Your task is to copy each line that has the word "TradingView".

#### Supplied material

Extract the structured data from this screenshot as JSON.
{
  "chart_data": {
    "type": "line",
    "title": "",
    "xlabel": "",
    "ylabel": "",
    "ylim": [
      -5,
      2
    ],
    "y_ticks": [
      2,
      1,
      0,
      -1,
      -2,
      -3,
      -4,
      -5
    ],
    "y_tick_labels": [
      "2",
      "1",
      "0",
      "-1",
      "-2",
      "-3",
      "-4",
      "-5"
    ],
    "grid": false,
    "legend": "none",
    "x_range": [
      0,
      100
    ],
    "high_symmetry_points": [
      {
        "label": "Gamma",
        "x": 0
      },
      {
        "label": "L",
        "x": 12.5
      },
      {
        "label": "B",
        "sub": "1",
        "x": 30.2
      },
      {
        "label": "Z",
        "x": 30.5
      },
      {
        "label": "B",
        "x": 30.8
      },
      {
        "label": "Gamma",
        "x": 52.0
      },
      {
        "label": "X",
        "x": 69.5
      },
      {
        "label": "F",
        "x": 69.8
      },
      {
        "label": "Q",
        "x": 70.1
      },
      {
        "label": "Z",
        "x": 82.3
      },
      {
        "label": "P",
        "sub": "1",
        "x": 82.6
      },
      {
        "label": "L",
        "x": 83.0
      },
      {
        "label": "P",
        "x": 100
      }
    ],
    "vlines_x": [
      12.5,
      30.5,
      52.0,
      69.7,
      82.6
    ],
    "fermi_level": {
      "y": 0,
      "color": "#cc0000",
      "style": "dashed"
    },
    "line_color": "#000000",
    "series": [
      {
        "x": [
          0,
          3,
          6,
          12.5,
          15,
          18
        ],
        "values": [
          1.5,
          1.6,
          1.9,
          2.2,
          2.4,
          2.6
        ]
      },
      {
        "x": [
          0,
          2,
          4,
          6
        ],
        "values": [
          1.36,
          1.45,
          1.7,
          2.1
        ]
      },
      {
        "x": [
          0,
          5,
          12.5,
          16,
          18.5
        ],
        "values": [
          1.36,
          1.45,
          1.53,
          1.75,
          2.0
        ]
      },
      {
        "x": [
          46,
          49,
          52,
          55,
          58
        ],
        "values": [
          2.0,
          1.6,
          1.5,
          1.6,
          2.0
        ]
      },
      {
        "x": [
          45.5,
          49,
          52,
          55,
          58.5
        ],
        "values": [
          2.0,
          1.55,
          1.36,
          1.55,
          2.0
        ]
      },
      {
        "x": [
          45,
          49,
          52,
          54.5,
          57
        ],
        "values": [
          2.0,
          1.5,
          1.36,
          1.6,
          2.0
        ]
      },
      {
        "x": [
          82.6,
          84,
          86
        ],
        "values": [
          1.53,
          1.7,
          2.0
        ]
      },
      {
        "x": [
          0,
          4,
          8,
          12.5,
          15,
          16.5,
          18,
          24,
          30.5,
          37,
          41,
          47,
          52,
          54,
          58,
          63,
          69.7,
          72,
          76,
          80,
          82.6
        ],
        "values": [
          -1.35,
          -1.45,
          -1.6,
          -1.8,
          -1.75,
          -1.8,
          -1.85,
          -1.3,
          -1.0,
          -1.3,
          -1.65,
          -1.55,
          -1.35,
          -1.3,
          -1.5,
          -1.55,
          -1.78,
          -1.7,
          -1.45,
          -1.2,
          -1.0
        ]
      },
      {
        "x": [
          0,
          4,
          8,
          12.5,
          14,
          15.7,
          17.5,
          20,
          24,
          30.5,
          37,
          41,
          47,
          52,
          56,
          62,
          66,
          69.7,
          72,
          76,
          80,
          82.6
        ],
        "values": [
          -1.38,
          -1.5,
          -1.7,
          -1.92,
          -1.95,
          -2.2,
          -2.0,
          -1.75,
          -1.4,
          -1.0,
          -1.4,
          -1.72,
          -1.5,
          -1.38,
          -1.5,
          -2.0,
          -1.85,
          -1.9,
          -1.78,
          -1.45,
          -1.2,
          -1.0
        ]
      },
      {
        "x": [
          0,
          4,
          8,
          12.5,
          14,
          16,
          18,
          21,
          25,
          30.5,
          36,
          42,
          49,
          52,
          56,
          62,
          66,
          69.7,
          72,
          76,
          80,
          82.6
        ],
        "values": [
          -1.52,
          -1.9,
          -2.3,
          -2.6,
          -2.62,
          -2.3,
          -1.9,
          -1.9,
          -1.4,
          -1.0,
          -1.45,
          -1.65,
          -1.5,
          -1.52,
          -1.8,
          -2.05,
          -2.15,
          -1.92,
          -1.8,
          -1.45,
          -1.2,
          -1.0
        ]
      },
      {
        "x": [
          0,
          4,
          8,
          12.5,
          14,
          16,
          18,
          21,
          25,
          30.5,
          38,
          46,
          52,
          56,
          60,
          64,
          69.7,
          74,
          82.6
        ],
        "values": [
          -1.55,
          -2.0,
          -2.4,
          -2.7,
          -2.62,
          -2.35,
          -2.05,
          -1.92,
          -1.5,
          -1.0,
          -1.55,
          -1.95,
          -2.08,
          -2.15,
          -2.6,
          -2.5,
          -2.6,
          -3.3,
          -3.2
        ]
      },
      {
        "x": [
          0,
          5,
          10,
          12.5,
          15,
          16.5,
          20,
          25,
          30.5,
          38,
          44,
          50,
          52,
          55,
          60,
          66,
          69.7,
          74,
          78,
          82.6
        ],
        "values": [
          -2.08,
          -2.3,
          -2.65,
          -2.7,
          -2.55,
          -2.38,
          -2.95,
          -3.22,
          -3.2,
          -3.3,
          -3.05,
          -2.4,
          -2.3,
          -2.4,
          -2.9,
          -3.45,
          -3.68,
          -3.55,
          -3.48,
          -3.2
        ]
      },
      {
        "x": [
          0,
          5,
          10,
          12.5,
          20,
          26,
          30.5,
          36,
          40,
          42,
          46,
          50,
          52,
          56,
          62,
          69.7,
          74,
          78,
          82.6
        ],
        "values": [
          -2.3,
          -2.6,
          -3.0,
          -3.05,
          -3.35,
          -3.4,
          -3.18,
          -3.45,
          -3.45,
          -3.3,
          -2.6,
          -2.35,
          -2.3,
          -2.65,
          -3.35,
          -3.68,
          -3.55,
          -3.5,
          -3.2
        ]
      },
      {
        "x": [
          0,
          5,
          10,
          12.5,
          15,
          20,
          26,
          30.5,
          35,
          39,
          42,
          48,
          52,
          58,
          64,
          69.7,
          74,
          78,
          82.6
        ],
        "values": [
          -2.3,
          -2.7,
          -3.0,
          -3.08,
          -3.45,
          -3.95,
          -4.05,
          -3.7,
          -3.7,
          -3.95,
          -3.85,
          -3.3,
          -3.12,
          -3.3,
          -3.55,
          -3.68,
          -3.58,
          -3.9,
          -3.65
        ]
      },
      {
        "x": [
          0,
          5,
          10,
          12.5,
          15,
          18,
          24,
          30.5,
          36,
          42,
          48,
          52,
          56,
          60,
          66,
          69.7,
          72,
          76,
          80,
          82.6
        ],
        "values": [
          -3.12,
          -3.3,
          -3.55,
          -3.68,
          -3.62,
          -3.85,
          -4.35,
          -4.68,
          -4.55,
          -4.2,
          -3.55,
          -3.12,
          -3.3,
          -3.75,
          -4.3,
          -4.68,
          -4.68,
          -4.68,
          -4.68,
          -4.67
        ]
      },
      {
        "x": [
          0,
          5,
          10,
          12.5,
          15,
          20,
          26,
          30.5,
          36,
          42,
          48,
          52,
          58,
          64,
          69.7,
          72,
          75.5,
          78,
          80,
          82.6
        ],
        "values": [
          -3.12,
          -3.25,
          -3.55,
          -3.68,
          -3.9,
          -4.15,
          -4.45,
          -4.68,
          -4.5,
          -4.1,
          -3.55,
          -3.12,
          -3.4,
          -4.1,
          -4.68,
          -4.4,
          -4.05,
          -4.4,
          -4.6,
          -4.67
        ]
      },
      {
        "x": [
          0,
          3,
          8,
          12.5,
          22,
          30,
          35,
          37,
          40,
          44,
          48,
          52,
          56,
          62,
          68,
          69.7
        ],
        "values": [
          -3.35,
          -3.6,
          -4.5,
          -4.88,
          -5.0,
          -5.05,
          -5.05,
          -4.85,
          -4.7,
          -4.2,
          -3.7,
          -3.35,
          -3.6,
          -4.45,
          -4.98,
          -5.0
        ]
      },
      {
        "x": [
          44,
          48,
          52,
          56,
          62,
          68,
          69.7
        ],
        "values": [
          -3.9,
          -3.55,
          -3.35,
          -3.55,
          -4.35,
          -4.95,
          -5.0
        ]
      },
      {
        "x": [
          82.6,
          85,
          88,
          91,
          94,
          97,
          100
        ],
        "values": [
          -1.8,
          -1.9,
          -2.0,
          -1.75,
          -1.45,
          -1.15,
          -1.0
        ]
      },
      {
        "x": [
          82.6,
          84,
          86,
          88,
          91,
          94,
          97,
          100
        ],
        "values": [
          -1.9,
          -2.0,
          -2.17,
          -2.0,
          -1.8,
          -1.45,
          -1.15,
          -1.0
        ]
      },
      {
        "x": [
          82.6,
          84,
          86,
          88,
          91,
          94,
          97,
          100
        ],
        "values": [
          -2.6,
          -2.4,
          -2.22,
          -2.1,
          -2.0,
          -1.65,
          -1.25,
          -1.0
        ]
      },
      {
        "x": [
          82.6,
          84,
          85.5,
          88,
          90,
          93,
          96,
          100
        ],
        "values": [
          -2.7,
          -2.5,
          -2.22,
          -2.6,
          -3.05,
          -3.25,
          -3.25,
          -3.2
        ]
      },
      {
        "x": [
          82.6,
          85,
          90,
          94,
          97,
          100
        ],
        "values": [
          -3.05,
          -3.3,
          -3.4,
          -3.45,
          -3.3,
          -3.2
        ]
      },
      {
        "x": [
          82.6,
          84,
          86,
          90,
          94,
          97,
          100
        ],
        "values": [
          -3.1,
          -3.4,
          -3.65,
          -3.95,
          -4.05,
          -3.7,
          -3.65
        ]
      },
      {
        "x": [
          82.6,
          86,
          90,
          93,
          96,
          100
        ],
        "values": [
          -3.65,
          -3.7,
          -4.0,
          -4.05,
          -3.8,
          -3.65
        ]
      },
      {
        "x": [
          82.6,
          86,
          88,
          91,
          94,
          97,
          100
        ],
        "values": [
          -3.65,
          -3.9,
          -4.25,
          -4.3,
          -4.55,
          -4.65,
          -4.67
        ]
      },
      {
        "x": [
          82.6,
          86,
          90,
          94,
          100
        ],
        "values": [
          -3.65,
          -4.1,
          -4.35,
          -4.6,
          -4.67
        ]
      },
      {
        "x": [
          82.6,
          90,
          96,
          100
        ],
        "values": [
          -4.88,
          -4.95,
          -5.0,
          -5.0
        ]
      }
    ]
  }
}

########
#### Supplied material

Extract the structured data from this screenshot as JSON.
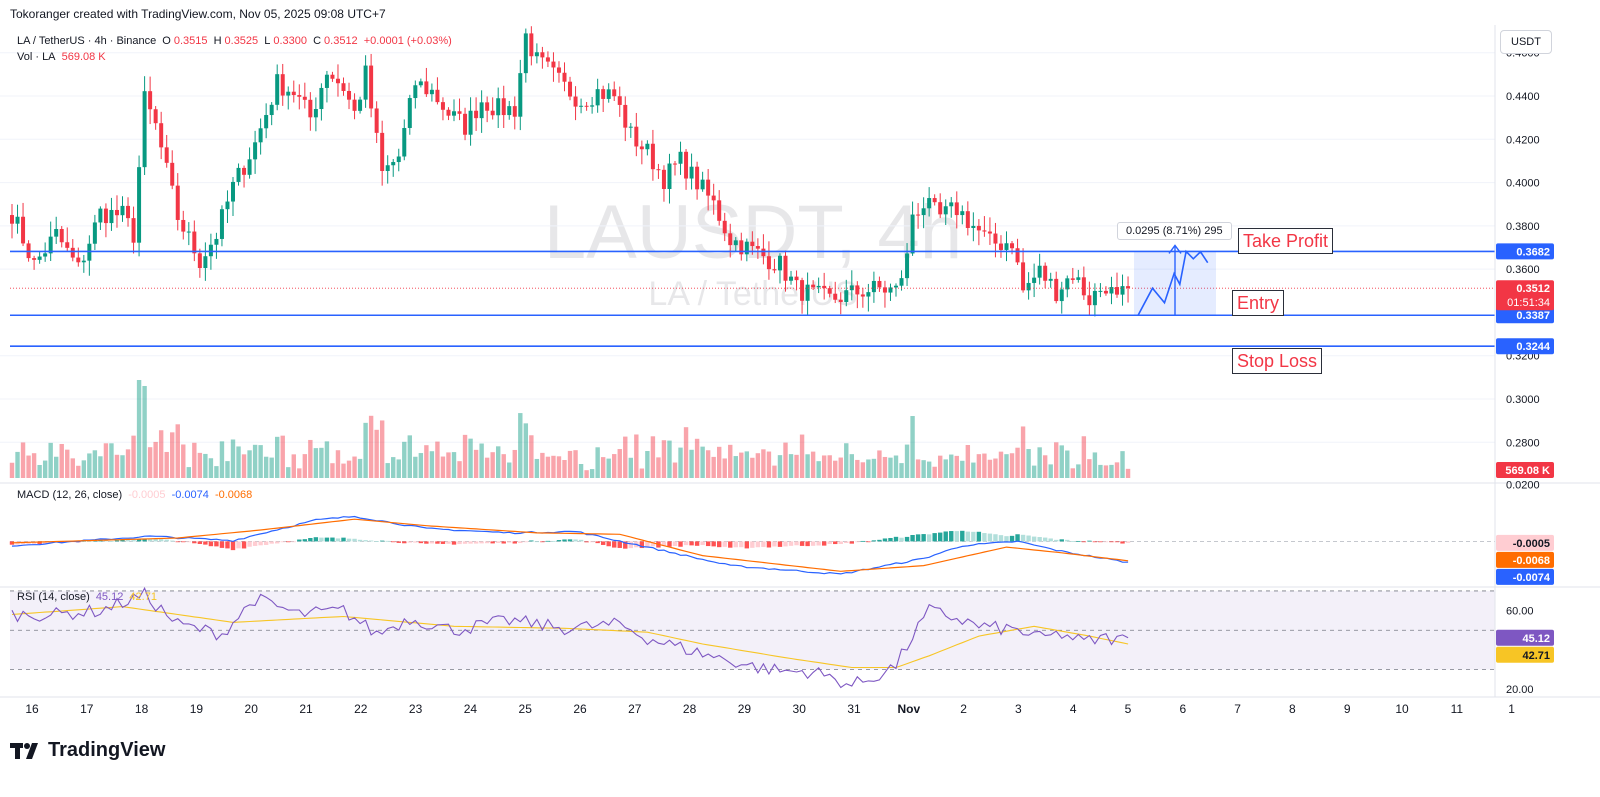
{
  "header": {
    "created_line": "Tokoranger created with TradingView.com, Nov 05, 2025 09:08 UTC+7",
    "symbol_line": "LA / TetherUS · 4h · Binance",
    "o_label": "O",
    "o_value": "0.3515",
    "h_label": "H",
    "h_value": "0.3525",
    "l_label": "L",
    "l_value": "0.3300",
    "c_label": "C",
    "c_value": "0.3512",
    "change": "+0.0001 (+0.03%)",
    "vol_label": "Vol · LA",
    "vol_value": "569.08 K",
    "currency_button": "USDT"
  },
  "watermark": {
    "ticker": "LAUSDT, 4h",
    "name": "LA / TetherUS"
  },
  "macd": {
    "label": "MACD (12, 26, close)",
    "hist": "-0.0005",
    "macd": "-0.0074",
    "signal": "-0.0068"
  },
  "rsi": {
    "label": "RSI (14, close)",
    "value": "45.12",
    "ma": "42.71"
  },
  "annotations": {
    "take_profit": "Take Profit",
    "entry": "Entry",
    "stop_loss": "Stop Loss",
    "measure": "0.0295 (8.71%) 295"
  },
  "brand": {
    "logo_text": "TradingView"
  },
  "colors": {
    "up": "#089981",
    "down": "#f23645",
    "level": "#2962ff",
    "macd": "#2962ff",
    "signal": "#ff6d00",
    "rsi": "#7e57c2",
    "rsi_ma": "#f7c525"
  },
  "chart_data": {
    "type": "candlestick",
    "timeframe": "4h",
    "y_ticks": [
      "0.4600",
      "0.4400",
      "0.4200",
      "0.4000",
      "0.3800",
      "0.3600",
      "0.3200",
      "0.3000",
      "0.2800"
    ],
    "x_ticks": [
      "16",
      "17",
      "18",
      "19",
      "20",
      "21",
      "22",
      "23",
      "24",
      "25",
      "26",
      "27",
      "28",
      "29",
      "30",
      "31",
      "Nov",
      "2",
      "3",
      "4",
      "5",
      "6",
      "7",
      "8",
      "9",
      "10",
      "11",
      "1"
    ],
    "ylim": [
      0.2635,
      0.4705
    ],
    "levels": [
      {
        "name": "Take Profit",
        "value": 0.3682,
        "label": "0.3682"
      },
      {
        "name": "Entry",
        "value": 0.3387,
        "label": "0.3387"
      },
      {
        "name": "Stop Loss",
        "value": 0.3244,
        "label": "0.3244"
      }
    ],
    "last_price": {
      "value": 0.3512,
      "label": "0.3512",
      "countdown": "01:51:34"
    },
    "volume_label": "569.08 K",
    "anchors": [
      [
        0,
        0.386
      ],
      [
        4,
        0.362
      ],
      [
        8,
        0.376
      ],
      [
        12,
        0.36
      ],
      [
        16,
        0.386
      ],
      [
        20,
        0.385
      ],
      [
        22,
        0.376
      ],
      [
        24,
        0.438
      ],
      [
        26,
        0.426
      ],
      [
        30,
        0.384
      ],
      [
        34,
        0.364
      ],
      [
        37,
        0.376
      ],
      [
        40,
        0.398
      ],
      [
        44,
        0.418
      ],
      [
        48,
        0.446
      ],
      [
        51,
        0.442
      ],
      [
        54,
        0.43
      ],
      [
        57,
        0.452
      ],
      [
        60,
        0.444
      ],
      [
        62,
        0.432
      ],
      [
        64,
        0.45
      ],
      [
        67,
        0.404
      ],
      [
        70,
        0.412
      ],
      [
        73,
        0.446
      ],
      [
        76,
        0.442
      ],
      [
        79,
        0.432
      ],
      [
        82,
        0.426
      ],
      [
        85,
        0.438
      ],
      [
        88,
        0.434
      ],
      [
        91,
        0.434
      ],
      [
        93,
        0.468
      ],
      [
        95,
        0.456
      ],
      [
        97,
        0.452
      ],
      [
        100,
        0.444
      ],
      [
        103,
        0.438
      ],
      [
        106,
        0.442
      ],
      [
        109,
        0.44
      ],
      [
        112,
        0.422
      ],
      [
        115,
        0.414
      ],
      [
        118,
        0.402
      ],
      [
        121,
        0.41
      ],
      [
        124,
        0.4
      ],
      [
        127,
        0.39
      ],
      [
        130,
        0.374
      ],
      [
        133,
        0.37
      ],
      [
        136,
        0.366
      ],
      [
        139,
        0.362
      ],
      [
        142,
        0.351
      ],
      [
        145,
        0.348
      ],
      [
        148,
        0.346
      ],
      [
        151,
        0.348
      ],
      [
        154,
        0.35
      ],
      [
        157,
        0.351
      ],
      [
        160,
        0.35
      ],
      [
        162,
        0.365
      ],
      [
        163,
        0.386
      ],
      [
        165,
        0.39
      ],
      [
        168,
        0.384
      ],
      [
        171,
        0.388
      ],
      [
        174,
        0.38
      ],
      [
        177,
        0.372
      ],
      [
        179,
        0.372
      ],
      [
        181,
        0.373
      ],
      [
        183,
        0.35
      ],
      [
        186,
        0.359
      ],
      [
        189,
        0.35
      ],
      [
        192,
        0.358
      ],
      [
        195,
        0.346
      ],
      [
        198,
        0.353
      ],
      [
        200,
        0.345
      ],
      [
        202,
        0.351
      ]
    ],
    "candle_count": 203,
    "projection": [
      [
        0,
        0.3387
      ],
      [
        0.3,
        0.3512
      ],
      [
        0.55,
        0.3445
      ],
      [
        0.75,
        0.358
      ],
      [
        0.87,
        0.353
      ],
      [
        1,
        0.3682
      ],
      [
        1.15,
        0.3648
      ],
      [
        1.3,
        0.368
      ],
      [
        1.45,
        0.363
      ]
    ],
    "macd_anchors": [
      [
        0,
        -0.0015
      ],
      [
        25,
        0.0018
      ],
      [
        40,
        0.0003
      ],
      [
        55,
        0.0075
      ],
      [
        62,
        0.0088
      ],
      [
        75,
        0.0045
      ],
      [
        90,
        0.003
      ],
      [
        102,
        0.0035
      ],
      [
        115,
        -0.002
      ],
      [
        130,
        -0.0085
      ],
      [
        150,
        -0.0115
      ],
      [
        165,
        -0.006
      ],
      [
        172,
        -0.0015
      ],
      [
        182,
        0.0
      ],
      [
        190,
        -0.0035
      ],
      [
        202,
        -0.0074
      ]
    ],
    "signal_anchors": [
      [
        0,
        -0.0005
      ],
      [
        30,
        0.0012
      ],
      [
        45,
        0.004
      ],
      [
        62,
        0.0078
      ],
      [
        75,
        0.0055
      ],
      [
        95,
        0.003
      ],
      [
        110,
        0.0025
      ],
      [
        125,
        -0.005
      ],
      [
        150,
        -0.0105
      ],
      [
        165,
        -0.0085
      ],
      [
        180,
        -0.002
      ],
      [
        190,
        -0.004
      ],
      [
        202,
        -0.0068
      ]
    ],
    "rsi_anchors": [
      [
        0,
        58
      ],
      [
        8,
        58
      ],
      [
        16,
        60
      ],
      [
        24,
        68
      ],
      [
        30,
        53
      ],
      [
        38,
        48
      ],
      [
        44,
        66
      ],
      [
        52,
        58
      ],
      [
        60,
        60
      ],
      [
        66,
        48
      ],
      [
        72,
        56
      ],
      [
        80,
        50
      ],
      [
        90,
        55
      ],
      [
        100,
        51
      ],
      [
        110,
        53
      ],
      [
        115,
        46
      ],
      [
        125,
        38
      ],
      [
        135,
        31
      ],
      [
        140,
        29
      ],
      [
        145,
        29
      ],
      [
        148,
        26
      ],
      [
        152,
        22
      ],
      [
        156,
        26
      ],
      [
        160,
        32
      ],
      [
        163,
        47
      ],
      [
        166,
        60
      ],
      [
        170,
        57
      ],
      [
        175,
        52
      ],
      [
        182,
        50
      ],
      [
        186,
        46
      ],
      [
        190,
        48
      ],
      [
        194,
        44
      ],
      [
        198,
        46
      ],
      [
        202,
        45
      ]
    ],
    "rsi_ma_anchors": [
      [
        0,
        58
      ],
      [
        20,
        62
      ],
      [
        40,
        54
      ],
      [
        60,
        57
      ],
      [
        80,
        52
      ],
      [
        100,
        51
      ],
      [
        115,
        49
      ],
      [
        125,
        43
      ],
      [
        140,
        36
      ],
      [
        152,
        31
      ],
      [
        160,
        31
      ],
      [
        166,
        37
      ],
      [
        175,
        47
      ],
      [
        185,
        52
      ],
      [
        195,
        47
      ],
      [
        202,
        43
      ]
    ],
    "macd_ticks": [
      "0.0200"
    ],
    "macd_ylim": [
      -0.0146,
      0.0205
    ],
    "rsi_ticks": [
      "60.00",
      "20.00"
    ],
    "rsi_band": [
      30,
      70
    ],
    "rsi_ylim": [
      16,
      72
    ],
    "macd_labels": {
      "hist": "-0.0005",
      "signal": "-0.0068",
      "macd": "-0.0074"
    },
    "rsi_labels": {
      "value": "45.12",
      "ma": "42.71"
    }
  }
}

########

Solution |
    "created_line": "Tokoranger created with TradingView.com, Nov 05, 2025 09:08 UTC+7",
    "logo_text": "TradingView"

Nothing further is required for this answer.